START

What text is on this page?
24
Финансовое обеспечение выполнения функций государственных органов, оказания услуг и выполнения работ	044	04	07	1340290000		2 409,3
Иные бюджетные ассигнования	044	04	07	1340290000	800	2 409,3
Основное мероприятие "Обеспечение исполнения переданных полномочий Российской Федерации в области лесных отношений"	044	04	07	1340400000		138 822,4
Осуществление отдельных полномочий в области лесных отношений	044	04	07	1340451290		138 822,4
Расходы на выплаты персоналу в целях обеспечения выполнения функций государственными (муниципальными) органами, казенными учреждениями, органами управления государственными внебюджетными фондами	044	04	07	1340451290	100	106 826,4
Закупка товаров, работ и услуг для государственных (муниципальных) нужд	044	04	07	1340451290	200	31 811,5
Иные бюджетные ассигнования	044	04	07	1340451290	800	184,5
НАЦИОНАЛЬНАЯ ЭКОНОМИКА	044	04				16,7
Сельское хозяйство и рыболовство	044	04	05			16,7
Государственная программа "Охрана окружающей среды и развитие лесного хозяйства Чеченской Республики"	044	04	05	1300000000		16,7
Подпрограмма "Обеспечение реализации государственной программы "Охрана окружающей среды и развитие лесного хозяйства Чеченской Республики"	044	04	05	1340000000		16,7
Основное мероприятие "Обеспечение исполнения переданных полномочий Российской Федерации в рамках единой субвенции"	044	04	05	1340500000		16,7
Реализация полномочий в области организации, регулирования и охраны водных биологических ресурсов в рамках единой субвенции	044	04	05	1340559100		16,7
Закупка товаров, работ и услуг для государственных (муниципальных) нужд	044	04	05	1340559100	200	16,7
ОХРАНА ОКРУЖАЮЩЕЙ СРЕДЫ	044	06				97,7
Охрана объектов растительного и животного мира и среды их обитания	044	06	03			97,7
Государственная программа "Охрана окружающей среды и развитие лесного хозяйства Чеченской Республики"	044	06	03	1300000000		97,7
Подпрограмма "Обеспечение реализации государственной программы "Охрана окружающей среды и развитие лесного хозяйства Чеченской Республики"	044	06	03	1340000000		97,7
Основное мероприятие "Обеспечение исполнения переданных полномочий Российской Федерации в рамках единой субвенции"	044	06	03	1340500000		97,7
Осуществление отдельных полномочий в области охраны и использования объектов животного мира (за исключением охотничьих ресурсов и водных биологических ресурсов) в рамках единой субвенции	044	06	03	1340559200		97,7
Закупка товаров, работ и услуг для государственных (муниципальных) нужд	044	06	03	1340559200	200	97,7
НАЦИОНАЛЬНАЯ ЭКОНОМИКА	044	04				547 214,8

END

The request:
Pull every line containing the word "единой" out of the material and copy it.

Full output:
Основное мероприятие "Обеспечение исполнения переданных полномочий Российской Федерации в рамках единой субвенции"	044	04	05	1340500000		16,7
Реализация полномочий в области организации, регулирования и охраны водных биологических ресурсов в рамках единой субвенции	044	04	05	1340559100		16,7
Основное мероприятие "Обеспечение исполнения переданных полномочий Российской Федерации в рамках единой субвенции"	044	06	03	1340500000		97,7
Осуществление отдельных полномочий в области охраны и использования объектов животного мира (за исключением охотничьих ресурсов и водных биологических ресурсов) в рамках единой субвенции	044	06	03	1340559200		97,7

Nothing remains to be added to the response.